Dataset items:
BEGIN
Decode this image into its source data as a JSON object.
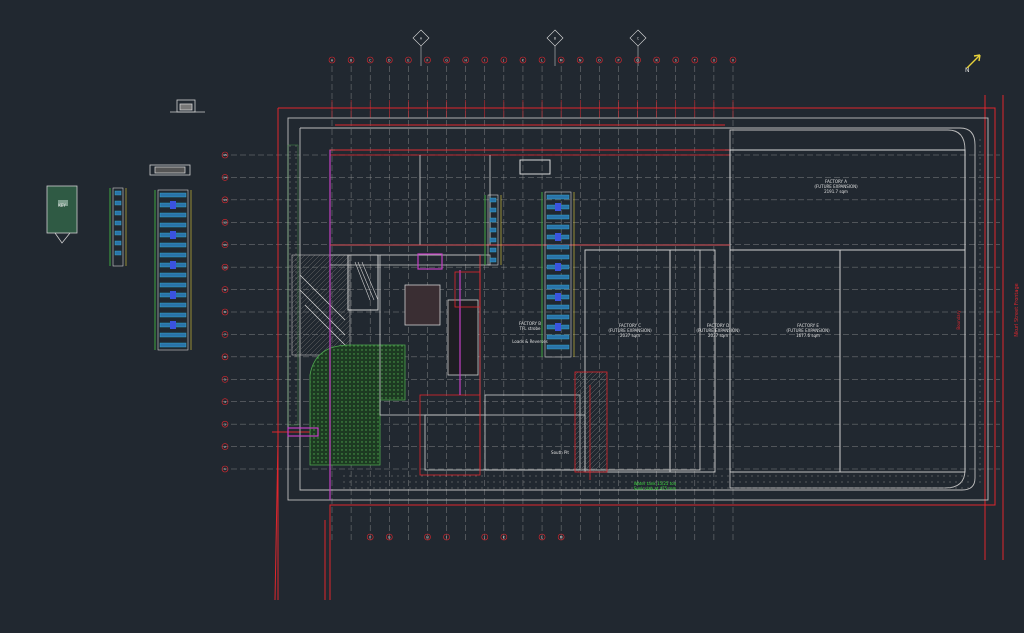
{
  "drawing": {
    "grid_letters_top": [
      "A",
      "B",
      "C",
      "D",
      "E",
      "F",
      "G",
      "H",
      "I",
      "J",
      "K",
      "L",
      "M",
      "N",
      "O",
      "P",
      "Q",
      "R",
      "S",
      "T",
      "U",
      "V"
    ],
    "grid_letters_bottom": [
      "F",
      "G",
      "H",
      "I",
      "J",
      "K",
      "L",
      "M"
    ],
    "grid_numbers": [
      "15",
      "14",
      "13",
      "12",
      "11",
      "10",
      "9",
      "8",
      "7",
      "6",
      "5",
      "4",
      "3",
      "2",
      "1"
    ],
    "sections": [
      "A",
      "B",
      "C"
    ],
    "north_label": "N",
    "factories": [
      {
        "name": "FACTORY A",
        "sub": "(FUTURE EXPANSION)",
        "area": "2191.7 sqm"
      },
      {
        "name": "FACTORY B",
        "sub": "TFL strobe",
        "area": ""
      },
      {
        "name": "FACTORY C",
        "sub": "(FUTURE EXPANSION)",
        "area": "2037 sqm"
      },
      {
        "name": "FACTORY D",
        "sub": "(FUTURE EXPANSION)",
        "area": "2037 sqm"
      },
      {
        "name": "FACTORY E",
        "sub": "(FUTURE EXPANSION)",
        "area": "1677.6 sqm"
      }
    ],
    "labels": {
      "loads": "Loads & Reverses",
      "south_pit": "South Pit",
      "right_street": "Nkurl Street Frontage",
      "green_note_1": "Water tank 15/25 ton",
      "green_note_2": "Sunk slab at 475 mm",
      "boundary_right": "Boundary",
      "legend_box": "KEY"
    },
    "colors": {
      "background": "#212830",
      "grid": "#c8c8c8",
      "red": "#e0262d",
      "magenta": "#c43fc4",
      "green": "#3fa83f",
      "cyan": "#35b6d6",
      "blue": "#3a53e0",
      "yellow": "#e0d83a"
    }
  }
}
END
- _Problem to work on_: Output an exact copy of the material, with the pictures removed.

- _Reply to the exercise_:
Decode this image into its source data as a JSON object.
{
  "drawing": {
    "grid_letters_top": [
      "A",
      "B",
      "C",
      "D",
      "E",
      "F",
      "G",
      "H",
      "I",
      "J",
      "K",
      "L",
      "M",
      "N",
      "O",
      "P",
      "Q",
      "R",
      "S",
      "T",
      "U",
      "V"
    ],
    "grid_letters_bottom": [
      "F",
      "G",
      "H",
      "I",
      "J",
      "K",
      "L",
      "M"
    ],
    "grid_numbers": [
      "15",
      "14",
      "13",
      "12",
      "11",
      "10",
      "9",
      "8",
      "7",
      "6",
      "5",
      "4",
      "3",
      "2",
      "1"
    ],
    "sections": [
      "A",
      "B",
      "C"
    ],
    "north_label": "N",
    "factories": [
      {
        "name": "FACTORY A",
        "sub": "(FUTURE EXPANSION)",
        "area": "2191.7 sqm"
      },
      {
        "name": "FACTORY B",
        "sub": "TFL strobe",
        "area": ""
      },
      {
        "name": "FACTORY C",
        "sub": "(FUTURE EXPANSION)",
        "area": "2037 sqm"
      },
      {
        "name": "FACTORY D",
        "sub": "(FUTURE EXPANSION)",
        "area": "2037 sqm"
      },
      {
        "name": "FACTORY E",
        "sub": "(FUTURE EXPANSION)",
        "area": "1677.6 sqm"
      }
    ],
    "labels": {
      "loads": "Loads & Reverses",
      "south_pit": "South Pit",
      "right_street": "Nkurl Street Frontage",
      "green_note_1": "Water tank 15/25 ton",
      "green_note_2": "Sunk slab at 475 mm",
      "boundary_right": "Boundary",
      "legend_box": "KEY"
    },
    "colors": {
      "background": "#212830",
      "grid": "#c8c8c8",
      "red": "#e0262d",
      "magenta": "#c43fc4",
      "green": "#3fa83f",
      "cyan": "#35b6d6",
      "blue": "#3a53e0",
      "yellow": "#e0d83a"
    }
  }
}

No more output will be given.